━━━ BRANO DI TESTO ━━━

Europei paraclimbing, Capovilla è d’oro. Arco ora tifa Bredice e la pattuglia azzurra

Redazione29/08/20265min
capovilla oro laval

 

La prima, pesantissima medaglia porta ancora una volta il nome di Lucia Capovilla. Ma la grande avventura azzurra sulle pareti di Laval è appena cominciata. Venerdì sera l’atleta veneziana, arcense d’adozione e oggi portacolori delle Fiamme Oro, ha conquistato l’oro nella World Climbing Para Series e contemporaneamente il titolo di campionessa europea 2026 nella categoria AU2. Un successo che apre nel migliore dei modi un lungo fine settimana internazionale nel quale l’Italia si presenta con ambizioni importanti nel paraclimbing e negli Europei Lead e Speed. E da Arco, capitale mondiale dell’arrampicata e casa scelta da tanti atleti per vivere e allenarsi, gli occhi sono tutti puntati sulla Francia.

 


 

Capovilla, un altro oro costruito ad Arco
Lucia Capovilla ha dominato prima le qualifiche e poi la finale. Veneziana, classe 1993, nata senza l’avambraccio sinistro, molti anni fa ha deciso di cambiare vita proprio per inseguire l’arrampicata: ha lasciato Venezia e il lavoro da infermiera trasferendosi ad Arco, dove inizialmente visse anche in furgone pur di poter arrampicare e allenarsi ogni giorno.
Oggi è atleta professionista delle Fiamme Oro della Polizia di Stato. E da Laval è arrivata l’ennesima medaglia di una carriera costruita con talento, sudore e determinazione.

━━━ VOCI ELENCATE ━━━

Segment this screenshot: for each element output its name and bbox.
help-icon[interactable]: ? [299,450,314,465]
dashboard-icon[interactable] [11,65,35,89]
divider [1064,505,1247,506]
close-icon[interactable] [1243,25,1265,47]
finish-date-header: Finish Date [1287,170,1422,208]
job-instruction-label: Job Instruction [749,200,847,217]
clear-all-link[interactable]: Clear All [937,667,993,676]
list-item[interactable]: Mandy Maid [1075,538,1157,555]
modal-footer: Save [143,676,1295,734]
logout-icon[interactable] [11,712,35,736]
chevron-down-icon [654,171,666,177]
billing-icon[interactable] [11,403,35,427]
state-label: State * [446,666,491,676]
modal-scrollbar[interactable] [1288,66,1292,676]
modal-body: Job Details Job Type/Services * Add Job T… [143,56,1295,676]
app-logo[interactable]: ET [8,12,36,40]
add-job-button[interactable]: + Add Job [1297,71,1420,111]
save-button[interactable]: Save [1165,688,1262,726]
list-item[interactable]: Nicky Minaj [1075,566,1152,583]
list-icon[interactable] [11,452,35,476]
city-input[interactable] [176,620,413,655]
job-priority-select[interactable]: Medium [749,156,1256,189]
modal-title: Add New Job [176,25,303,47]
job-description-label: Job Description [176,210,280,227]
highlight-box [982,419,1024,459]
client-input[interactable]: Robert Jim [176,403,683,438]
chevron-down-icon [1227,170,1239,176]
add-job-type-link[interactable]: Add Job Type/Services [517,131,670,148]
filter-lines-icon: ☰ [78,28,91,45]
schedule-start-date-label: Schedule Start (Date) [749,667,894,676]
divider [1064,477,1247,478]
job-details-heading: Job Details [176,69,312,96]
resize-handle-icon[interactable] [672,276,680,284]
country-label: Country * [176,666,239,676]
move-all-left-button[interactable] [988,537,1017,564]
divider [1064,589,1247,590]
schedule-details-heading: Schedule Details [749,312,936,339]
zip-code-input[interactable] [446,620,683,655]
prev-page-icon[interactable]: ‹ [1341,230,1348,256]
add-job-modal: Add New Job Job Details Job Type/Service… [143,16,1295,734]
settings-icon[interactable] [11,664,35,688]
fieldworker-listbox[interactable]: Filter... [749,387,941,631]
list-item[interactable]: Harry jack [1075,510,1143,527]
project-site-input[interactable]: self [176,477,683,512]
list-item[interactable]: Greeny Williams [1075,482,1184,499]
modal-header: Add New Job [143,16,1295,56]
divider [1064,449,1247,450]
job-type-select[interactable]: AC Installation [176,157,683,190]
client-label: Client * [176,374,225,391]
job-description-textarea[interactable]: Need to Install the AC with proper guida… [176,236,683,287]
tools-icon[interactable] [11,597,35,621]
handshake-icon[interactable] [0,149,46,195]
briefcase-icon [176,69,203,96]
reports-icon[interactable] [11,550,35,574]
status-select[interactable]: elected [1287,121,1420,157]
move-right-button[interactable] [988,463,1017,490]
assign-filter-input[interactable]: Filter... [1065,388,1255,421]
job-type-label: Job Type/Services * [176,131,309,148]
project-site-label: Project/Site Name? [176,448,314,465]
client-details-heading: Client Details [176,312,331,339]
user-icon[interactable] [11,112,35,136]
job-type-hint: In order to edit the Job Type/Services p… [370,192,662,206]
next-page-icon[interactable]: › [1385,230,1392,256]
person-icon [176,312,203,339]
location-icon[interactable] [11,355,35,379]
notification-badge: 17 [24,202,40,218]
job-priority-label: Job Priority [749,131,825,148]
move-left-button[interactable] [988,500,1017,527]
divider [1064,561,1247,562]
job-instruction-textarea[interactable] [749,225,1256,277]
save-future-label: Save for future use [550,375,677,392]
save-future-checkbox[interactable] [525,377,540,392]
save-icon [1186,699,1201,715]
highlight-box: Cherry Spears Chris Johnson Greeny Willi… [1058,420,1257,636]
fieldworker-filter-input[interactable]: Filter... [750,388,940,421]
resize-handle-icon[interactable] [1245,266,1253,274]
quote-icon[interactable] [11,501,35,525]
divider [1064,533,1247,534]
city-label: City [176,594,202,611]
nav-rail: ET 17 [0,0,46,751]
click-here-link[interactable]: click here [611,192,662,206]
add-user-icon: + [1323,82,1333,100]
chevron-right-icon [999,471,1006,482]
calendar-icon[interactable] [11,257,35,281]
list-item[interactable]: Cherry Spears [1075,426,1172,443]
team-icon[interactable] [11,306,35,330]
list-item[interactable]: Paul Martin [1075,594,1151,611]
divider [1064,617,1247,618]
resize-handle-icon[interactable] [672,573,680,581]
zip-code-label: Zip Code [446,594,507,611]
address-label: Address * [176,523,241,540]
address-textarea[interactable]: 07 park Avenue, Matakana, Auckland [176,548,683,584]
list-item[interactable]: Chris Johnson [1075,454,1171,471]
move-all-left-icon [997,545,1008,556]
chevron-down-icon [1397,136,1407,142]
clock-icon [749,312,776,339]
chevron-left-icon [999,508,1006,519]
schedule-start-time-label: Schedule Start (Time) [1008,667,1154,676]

━━━

■ **VERIFICA LA COMPRENSIONE**:
A – Rispondi a queste domande sull'articolo su Lucia Capovilla:
(i) In quale categoria Capovilla ha vinto il titolo di campionessa europea 2026?
(ii) Che lavoro faceva prima di trasferirsi ad Arco?
(iii) Con quale gruppo sportivo gareggia oggi come atleta professionista?
B – Prosegui l'articolo su Lucia Capovilla dopo la sua ultima frase.

■ **RISULTATI**:
A –
(i) Nella categoria AU2.
(ii) Faceva l'infermiera.
(iii) Con le Fiamme Oro della Polizia di Stato.

B –
La prima sessione di finali ha regalato all’Italia anche il bronzo europeo di David Kammerer nella categoria AL2, quarto nella tappa della World Climbing Para Series.
«Partenza col botto per la nostra nazionale para a questi Europei», esulta il presidente FASI Davide Battistella. E dopo aver celebrato «Lucia Capovilla campionessa europea» e «un bellissimo terzo posto per David Kammerer», rilancia: «A tutta ragazzi! L’Italia c’è».

Adesso tocca a Nadia Bredice e agli altri azzurri
Perché la storia non finisce con il primo oro. Nella seconda sessione delle finali paraclimbing (oggi, sabato 29 agosto) l’Italia attende Nadia Bredice, Simone Salvagnin e Chiara Cavina.
E anche qui Arco torna protagonista. Nadia Bredice, senese, vive e si allena ad Arco e gareggia accompagnata dalla guida Sonia Cipriani dell’ASD Arco Climbing. È un’altra atleta che ha trovato nella capitale dell’arrampicata l’ambiente nel quale costruire il proprio percorso sportivo internazionale, già impreziosito da importanti successi.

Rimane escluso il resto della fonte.